### Material for this exercise
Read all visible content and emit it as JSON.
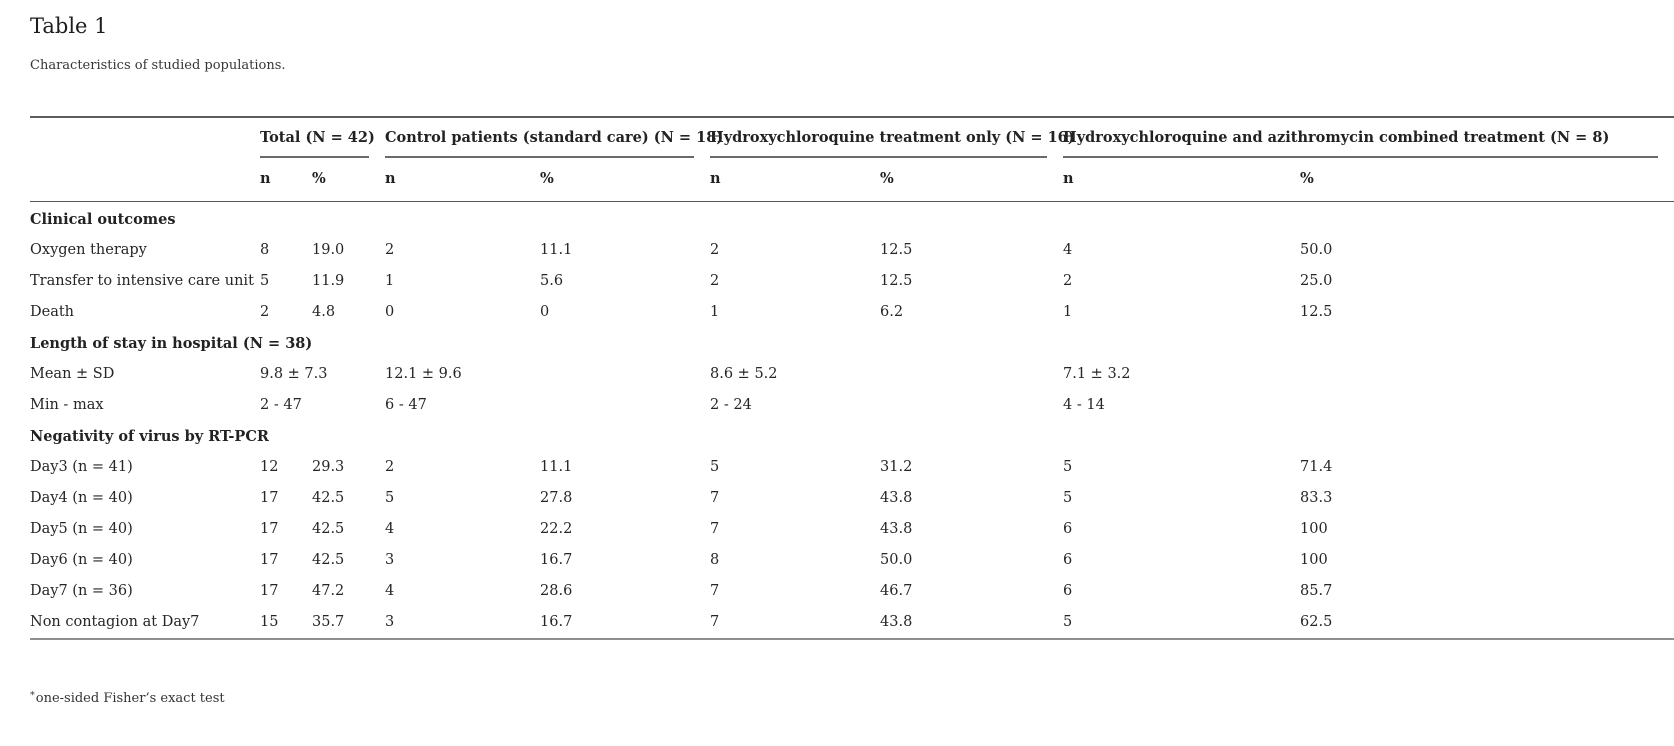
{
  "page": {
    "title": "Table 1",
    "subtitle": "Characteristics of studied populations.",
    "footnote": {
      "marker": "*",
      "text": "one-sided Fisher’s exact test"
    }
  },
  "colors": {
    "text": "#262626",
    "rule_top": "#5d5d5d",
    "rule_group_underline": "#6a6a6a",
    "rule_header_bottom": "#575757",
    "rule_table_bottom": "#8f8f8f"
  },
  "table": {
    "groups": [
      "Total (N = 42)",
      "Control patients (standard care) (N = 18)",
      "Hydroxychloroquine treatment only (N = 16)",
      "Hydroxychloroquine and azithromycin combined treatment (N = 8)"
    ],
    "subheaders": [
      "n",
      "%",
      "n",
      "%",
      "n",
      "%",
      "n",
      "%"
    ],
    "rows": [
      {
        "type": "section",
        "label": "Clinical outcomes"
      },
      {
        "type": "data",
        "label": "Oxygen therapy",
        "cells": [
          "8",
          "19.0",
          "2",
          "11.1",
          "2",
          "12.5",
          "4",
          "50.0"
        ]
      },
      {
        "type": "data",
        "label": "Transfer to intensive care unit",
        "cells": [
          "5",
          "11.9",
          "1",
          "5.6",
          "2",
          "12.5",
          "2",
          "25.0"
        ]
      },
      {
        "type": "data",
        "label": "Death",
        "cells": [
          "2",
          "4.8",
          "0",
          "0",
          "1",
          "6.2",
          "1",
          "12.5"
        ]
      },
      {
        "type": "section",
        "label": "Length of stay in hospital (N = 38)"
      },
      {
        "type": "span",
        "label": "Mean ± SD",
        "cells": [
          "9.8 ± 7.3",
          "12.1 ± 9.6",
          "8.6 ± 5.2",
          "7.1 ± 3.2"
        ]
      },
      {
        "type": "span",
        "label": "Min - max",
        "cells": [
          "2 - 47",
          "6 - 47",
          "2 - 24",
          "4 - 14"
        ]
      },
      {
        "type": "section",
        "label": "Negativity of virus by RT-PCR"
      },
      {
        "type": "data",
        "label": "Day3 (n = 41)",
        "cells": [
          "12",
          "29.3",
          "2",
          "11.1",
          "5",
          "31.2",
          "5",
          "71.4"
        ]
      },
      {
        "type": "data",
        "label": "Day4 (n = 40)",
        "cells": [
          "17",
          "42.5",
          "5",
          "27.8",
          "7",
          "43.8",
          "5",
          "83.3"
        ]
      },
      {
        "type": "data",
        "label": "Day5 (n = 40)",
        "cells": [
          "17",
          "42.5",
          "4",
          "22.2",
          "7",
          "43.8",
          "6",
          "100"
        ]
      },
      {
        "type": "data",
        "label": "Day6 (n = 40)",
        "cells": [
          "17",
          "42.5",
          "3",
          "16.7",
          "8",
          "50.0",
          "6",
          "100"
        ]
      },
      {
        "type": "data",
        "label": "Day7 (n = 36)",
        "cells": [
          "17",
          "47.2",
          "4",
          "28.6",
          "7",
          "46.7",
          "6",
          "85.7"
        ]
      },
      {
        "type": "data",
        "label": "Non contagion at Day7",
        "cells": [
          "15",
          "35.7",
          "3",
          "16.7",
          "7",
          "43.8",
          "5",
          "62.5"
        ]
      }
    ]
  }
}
* * *
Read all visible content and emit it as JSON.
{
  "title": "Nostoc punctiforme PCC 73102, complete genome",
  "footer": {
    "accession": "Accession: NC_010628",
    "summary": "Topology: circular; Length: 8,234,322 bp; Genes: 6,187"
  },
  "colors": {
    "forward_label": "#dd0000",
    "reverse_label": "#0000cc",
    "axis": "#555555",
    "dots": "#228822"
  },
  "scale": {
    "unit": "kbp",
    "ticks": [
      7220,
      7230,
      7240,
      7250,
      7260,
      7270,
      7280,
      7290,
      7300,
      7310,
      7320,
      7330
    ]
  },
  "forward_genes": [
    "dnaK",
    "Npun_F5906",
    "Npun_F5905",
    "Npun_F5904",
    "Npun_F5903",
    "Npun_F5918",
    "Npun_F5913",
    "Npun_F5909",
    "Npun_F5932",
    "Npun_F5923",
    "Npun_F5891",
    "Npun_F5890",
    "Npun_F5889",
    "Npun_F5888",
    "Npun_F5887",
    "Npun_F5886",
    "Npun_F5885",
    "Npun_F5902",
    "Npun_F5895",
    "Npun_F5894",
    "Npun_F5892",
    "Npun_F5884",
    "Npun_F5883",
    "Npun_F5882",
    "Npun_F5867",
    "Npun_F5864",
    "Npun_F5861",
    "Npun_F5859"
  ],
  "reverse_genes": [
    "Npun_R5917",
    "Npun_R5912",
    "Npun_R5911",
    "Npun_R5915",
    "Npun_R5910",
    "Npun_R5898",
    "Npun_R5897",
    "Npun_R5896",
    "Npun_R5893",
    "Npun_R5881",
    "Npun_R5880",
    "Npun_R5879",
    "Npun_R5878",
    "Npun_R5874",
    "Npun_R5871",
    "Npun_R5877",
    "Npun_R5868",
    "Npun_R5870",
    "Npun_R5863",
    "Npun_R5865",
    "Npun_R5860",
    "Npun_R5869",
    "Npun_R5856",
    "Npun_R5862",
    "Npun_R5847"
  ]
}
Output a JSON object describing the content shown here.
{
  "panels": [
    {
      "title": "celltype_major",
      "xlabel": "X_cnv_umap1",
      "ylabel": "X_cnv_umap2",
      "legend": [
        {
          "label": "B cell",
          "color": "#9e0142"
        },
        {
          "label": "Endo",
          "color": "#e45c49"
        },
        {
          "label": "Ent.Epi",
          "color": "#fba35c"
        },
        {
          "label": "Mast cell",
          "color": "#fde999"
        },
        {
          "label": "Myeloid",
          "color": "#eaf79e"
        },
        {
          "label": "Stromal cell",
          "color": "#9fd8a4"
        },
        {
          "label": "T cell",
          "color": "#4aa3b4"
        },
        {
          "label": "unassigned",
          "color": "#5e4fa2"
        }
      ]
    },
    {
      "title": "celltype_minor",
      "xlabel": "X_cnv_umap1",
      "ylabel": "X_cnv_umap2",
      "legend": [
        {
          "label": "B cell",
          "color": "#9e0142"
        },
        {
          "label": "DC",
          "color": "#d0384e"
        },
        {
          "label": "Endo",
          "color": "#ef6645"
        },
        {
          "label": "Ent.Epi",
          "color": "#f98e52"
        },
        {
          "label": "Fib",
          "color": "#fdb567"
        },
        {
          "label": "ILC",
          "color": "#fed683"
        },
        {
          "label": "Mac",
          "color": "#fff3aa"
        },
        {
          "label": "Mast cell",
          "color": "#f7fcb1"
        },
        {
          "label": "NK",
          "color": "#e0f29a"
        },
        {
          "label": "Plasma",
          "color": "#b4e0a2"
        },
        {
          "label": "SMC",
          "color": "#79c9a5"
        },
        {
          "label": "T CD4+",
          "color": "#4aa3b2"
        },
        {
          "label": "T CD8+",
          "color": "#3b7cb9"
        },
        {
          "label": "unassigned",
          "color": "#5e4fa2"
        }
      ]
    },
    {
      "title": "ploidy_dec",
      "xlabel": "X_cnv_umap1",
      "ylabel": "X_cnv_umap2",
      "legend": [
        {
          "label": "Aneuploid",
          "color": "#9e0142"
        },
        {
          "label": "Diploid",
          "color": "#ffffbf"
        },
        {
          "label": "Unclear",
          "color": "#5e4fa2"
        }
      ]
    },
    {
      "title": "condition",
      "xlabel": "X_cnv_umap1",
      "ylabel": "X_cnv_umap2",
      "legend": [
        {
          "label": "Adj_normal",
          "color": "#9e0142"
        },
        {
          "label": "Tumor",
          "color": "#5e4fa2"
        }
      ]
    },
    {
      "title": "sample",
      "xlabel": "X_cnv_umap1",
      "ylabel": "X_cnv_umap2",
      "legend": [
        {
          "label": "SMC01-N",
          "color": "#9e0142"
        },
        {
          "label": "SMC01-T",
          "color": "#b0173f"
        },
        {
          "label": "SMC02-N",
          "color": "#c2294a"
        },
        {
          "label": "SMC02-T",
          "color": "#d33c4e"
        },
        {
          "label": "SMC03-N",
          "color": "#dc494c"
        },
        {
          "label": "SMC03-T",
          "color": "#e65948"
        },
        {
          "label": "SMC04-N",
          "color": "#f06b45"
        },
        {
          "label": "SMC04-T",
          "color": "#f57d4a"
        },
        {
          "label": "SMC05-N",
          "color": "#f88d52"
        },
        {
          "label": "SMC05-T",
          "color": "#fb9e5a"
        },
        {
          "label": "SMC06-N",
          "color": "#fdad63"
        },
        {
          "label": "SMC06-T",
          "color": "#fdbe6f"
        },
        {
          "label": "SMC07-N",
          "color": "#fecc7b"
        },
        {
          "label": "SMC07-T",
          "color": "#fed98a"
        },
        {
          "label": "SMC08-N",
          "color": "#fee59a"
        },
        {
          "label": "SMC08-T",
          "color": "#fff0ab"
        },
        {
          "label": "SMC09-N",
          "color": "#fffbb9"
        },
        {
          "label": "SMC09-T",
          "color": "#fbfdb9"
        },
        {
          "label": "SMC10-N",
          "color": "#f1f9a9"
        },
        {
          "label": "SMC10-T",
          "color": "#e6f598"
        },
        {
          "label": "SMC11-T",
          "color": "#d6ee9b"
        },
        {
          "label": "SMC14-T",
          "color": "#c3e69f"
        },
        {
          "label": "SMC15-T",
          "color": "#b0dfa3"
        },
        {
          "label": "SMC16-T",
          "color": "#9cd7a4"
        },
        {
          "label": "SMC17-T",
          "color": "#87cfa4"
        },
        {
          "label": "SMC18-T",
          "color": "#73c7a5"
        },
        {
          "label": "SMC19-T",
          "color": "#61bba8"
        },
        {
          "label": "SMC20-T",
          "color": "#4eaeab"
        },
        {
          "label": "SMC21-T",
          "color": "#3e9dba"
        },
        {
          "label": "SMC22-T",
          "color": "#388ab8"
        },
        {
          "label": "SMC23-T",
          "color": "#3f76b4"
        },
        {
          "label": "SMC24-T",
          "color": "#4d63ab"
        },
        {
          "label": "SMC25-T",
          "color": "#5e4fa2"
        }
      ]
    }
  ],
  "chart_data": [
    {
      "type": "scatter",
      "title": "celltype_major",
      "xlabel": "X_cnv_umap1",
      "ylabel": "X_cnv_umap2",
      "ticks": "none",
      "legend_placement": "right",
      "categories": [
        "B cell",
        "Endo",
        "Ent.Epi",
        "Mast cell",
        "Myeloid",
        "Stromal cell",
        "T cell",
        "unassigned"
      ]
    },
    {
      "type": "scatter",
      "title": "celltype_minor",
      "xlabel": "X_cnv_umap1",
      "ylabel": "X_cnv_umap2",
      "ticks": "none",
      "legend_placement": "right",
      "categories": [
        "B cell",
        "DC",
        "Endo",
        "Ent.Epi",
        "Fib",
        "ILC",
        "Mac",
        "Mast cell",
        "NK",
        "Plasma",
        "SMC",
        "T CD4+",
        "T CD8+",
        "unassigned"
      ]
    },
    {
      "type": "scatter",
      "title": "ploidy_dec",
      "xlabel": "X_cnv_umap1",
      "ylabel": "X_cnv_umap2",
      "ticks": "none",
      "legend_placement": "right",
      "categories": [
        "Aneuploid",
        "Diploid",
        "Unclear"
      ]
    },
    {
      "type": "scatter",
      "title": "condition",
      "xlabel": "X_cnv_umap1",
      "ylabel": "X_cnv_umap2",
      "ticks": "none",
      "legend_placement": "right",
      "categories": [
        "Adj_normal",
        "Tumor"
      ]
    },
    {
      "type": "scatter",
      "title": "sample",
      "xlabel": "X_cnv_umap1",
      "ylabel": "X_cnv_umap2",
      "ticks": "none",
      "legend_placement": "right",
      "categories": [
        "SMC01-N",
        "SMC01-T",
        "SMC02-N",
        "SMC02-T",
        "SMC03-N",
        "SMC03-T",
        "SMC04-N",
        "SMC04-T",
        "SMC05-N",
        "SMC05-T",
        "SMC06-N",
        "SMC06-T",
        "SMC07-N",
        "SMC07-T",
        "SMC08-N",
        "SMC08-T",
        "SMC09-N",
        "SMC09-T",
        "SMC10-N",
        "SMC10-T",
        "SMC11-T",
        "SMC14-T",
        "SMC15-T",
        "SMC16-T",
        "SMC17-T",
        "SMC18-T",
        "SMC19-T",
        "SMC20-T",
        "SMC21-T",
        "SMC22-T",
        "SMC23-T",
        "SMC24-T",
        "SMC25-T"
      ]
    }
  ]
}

### Your objective
Copy each line from the entries above that has the word "Length" in it.

### Exercise solution
        "label": "Length of stay in hospital (N = 38)"
    "summary": "Topology: circular; Length: 8,234,322 bp; Genes: 6,187"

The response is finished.